• _Défi A_:
Dans le texte sur la géo-ingénierie solaire, reprenez tout ce qui va de "Plusieurs méthodes existent" jusqu'à "l’échelle du globe.", en changeant "soufre" en "carbonate de calcium".

• _Texte fourni_:

———

Plusieurs méthodes existent mais celle dont les scientifiques pensent qu’elle sera la plus efficace consiste à injecter des particules ou des précurseurs de particules dans la stratosphère, la partie haute de l’atmosphère. Ces particules seraient submicroniques (quelques centaines de nanomètres), taille optimale pour réfléchir le rayonnement solaire. Le type de particules peut varier, mais le soufre ou l’acide sulfurique est souvent évoqué, par analogie avec les volcans. L’idée de base est de compenser un excès du réchauffement par les gaz à effet de serre avec un refroidissement lié à des injections stratosphériques à l’échelle du globe.
Les réductions d’émissions de CO2 resteront nécessaires
Concrètement, l’injection de 5 à 10 millions de tonnes de dioxyde de soufre par an pourrait permettre de réduire le rayonnement solaire de 1 % et d’abaisser la température d’environ 1 °C. Cela réduirait la fonte des glaces, l’élévation du niveau de la mer, la fréquence et l’intensité des événements extrêmes ou encore le blanchissement des coraux. Le budget minimum serait de 20 milliards de dollars par an, selon l’Onu. Développer les technologies nécessaires pourrait prendre une dizaine d’années : il faudrait notamment développer un nouveau type d’avion doté d’une charge utile assez importante et montant plus haut que les actuels. Les supporters de la géo-ingénierie solaire s’accordent cependant pour dire qu’elle ne devrait se faire que pendant quelques décennies afin de limiter le réchauffement climatique et qu’elle doit être menée en parallèle avec la réduction des émissions de gaz à effet de serre et la captation de CO2.

———

• _Données_:
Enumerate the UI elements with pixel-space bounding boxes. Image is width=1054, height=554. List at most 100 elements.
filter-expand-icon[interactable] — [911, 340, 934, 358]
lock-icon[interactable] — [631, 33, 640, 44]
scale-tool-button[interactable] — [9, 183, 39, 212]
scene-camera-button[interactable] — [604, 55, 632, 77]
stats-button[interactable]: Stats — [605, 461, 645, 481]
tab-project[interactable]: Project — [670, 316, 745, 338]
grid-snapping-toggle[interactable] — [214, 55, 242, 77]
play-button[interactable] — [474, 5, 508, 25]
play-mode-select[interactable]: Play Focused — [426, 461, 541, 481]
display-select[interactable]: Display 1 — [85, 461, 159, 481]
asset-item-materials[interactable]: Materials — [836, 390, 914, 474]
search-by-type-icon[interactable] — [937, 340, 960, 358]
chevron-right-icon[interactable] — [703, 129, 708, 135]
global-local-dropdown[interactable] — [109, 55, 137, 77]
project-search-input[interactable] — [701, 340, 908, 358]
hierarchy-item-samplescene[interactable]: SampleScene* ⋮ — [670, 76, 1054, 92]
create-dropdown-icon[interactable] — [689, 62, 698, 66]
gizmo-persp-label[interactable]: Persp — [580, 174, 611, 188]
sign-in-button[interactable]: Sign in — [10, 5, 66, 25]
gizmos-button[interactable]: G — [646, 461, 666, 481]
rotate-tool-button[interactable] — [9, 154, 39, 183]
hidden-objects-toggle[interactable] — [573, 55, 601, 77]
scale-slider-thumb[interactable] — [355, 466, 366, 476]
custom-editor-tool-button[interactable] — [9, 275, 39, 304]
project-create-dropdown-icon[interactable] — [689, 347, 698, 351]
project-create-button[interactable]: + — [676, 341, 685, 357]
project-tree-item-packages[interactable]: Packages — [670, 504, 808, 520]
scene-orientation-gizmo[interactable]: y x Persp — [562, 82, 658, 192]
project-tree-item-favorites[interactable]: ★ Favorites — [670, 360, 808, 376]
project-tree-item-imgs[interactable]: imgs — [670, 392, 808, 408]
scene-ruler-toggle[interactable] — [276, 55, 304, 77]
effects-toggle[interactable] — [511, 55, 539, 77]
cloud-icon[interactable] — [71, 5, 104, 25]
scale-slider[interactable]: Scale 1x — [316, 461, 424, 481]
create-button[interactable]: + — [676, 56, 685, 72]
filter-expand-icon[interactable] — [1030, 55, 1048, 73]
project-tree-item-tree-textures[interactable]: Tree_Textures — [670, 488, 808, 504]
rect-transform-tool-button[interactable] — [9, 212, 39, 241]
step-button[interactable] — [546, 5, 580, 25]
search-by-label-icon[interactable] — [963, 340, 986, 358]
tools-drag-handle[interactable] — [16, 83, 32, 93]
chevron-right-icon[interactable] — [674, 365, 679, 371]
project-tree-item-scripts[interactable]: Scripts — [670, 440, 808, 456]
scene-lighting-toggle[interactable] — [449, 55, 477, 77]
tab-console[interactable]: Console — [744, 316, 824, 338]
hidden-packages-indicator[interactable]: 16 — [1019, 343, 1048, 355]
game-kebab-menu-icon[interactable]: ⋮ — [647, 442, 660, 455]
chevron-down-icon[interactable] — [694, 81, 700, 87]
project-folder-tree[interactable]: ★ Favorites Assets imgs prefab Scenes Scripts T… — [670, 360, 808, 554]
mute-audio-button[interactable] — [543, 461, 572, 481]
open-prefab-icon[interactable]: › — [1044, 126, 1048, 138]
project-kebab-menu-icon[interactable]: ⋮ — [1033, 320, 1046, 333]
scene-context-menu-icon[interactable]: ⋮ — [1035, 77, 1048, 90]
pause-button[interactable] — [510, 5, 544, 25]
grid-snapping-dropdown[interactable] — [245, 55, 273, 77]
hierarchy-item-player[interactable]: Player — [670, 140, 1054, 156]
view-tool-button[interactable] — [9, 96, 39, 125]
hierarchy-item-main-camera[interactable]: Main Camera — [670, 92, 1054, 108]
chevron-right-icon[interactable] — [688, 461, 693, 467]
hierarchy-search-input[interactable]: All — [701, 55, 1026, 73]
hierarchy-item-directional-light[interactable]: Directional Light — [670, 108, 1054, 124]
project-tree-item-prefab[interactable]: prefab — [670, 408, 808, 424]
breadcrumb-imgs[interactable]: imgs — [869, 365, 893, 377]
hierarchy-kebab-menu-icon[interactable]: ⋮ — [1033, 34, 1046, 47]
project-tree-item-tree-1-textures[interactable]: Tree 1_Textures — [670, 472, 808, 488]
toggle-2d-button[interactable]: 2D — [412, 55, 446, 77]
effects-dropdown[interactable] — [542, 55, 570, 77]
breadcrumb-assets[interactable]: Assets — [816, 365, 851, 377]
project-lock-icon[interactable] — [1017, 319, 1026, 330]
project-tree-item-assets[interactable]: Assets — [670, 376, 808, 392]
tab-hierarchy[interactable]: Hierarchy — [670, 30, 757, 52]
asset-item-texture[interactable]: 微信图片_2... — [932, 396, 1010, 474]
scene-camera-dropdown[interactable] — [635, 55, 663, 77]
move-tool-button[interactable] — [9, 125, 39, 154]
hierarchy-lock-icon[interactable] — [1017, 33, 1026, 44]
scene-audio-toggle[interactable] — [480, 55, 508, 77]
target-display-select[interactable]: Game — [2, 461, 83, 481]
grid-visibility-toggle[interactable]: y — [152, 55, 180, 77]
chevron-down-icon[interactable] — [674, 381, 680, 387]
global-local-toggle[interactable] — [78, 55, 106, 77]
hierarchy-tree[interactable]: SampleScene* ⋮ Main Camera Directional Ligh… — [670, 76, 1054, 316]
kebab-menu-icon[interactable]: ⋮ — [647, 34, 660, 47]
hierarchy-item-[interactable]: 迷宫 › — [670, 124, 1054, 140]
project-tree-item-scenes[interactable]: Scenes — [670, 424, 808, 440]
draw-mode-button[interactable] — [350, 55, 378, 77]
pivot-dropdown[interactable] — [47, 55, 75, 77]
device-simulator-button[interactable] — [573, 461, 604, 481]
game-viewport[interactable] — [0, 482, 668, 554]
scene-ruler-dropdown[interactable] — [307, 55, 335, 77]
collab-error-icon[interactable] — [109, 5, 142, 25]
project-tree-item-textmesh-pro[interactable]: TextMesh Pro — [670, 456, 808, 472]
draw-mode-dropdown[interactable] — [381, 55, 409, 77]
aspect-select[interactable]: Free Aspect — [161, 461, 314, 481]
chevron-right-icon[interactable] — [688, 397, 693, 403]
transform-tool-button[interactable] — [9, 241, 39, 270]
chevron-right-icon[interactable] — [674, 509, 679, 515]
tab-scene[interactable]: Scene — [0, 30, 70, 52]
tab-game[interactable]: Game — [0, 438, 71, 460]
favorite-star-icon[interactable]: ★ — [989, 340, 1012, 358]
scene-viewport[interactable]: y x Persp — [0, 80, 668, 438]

———

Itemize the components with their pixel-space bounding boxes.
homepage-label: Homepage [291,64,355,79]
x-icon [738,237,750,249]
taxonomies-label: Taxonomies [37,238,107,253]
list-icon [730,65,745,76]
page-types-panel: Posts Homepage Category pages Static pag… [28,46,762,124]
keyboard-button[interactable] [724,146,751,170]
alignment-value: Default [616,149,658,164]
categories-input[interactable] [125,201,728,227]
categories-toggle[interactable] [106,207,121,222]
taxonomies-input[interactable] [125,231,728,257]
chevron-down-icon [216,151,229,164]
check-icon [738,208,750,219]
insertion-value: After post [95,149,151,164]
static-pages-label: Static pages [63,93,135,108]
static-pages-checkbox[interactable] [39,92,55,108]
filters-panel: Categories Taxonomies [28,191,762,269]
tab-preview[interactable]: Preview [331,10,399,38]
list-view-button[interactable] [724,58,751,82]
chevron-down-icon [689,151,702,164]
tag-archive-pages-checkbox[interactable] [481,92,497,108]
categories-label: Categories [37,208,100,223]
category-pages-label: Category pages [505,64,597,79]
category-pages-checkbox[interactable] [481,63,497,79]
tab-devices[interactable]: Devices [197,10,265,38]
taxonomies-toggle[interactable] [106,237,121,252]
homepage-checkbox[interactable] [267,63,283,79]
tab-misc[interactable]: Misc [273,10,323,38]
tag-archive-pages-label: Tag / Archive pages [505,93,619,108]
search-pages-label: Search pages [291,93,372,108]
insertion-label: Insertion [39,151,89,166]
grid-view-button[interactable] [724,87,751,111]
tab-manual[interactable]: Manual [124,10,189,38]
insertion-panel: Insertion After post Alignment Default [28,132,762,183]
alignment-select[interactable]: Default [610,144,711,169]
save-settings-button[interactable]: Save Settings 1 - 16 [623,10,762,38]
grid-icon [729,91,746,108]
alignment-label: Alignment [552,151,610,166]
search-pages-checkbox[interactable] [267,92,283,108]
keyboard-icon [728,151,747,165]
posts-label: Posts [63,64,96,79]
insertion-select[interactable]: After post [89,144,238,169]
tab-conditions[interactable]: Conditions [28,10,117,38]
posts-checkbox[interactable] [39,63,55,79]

———

• _Défi B_:
Reproduisez sans rien changer les lignes placées après le texte, de celle qui contient "Enumerate the UI" jusqu'à celle qui contient "grid-snapping-toggle[interactable] — [214, 55, 242, 77]", les deux comprises.

• _Bonne réponse A_:
Plusieurs méthodes existent mais celle dont les scientifiques pensent qu’elle sera la plus efficace consiste à injecter des particules ou des précurseurs de particules dans la stratosphère, la partie haute de l’atmosphère. Ces particules seraient submicroniques (quelques centaines de nanomètres), taille optimale pour réfléchir le rayonnement solaire. Le type de particules peut varier, mais le carbonate de calcium ou l’acide sulfurique est souvent évoqué, par analogie avec les volcans. L’idée de base est de compenser un excès du réchauffement par les gaz à effet de serre avec un refroidissement lié à des injections stratosphériques à l’échelle du globe.

• _Bonne réponse B_:
Enumerate the UI elements with pixel-space bounding boxes. Image is width=1054, height=554. List at most 100 elements.
filter-expand-icon[interactable] — [911, 340, 934, 358]
lock-icon[interactable] — [631, 33, 640, 44]
scale-tool-button[interactable] — [9, 183, 39, 212]
scene-camera-button[interactable] — [604, 55, 632, 77]
stats-button[interactable]: Stats — [605, 461, 645, 481]
tab-project[interactable]: Project — [670, 316, 745, 338]
grid-snapping-toggle[interactable] — [214, 55, 242, 77]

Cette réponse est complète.